BEGIN Supplied records

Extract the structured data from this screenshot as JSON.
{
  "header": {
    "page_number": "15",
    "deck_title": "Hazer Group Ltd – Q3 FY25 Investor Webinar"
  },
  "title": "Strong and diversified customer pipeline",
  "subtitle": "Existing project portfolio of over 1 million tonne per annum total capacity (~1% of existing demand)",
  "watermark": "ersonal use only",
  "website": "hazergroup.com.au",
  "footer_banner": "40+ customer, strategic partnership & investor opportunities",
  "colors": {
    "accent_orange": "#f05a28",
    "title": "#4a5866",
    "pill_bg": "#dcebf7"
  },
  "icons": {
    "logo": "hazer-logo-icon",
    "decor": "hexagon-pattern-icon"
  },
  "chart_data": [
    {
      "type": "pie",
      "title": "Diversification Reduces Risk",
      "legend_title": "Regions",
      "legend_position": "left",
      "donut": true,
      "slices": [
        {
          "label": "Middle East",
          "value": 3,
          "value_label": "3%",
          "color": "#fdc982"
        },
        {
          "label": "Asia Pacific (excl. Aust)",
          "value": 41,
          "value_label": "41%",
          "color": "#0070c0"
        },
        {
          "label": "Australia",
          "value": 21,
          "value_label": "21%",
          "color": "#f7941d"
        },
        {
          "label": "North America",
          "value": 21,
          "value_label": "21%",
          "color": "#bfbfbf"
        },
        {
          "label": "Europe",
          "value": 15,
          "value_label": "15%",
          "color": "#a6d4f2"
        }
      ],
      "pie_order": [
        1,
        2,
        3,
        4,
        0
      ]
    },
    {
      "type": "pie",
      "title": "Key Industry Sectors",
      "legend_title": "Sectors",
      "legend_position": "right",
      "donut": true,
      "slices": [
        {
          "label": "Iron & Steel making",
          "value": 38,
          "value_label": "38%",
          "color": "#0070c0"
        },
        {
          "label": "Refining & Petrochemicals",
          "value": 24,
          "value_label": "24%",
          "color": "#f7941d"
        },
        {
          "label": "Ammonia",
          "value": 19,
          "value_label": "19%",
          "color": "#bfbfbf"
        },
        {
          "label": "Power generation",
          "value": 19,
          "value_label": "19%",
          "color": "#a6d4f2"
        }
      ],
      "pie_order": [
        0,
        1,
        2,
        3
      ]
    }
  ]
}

END Supplied records

- **Exercise description**:
Repeat the material word for word, in full.

- **In response**:
Extract the structured data from this screenshot as JSON.
{
  "header": {
    "page_number": "15",
    "deck_title": "Hazer Group Ltd – Q3 FY25 Investor Webinar"
  },
  "title": "Strong and diversified customer pipeline",
  "subtitle": "Existing project portfolio of over 1 million tonne per annum total capacity (~1% of existing demand)",
  "watermark": "ersonal use only",
  "website": "hazergroup.com.au",
  "footer_banner": "40+ customer, strategic partnership & investor opportunities",
  "colors": {
    "accent_orange": "#f05a28",
    "title": "#4a5866",
    "pill_bg": "#dcebf7"
  },
  "icons": {
    "logo": "hazer-logo-icon",
    "decor": "hexagon-pattern-icon"
  },
  "chart_data": [
    {
      "type": "pie",
      "title": "Diversification Reduces Risk",
      "legend_title": "Regions",
      "legend_position": "left",
      "donut": true,
      "slices": [
        {
          "label": "Middle East",
          "value": 3,
          "value_label": "3%",
          "color": "#fdc982"
        },
        {
          "label": "Asia Pacific (excl. Aust)",
          "value": 41,
          "value_label": "41%",
          "color": "#0070c0"
        },
        {
          "label": "Australia",
          "value": 21,
          "value_label": "21%",
          "color": "#f7941d"
        },
        {
          "label": "North America",
          "value": 21,
          "value_label": "21%",
          "color": "#bfbfbf"
        },
        {
          "label": "Europe",
          "value": 15,
          "value_label": "15%",
          "color": "#a6d4f2"
        }
      ],
      "pie_order": [
        1,
        2,
        3,
        4,
        0
      ]
    },
    {
      "type": "pie",
      "title": "Key Industry Sectors",
      "legend_title": "Sectors",
      "legend_position": "right",
      "donut": true,
      "slices": [
        {
          "label": "Iron & Steel making",
          "value": 38,
          "value_label": "38%",
          "color": "#0070c0"
        },
        {
          "label": "Refining & Petrochemicals",
          "value": 24,
          "value_label": "24%",
          "color": "#f7941d"
        },
        {
          "label": "Ammonia",
          "value": 19,
          "value_label": "19%",
          "color": "#bfbfbf"
        },
        {
          "label": "Power generation",
          "value": 19,
          "value_label": "19%",
          "color": "#a6d4f2"
        }
      ],
      "pie_order": [
        0,
        1,
        2,
        3
      ]
    }
  ]
}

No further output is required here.